--- start Dataset rows ---

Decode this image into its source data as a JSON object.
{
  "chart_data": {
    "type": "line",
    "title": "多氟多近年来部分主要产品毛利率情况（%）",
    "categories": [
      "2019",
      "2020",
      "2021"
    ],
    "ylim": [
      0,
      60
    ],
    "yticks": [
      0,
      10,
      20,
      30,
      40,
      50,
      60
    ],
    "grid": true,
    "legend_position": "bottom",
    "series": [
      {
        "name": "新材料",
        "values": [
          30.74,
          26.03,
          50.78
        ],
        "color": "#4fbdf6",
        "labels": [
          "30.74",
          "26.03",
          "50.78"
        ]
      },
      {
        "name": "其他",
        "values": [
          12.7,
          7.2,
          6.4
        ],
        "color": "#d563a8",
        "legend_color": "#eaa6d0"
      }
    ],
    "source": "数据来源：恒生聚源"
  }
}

--- end Dataset rows ---

_Required work_. From the first line to the last, retype the data exactly.

_Worked solution_.
Decode this image into its source data as a JSON object.
{
  "chart_data": {
    "type": "line",
    "title": "多氟多近年来部分主要产品毛利率情况（%）",
    "categories": [
      "2019",
      "2020",
      "2021"
    ],
    "ylim": [
      0,
      60
    ],
    "yticks": [
      0,
      10,
      20,
      30,
      40,
      50,
      60
    ],
    "grid": true,
    "legend_position": "bottom",
    "series": [
      {
        "name": "新材料",
        "values": [
          30.74,
          26.03,
          50.78
        ],
        "color": "#4fbdf6",
        "labels": [
          "30.74",
          "26.03",
          "50.78"
        ]
      },
      {
        "name": "其他",
        "values": [
          12.7,
          7.2,
          6.4
        ],
        "color": "#d563a8",
        "legend_color": "#eaa6d0"
      }
    ],
    "source": "数据来源：恒生聚源"
  }
}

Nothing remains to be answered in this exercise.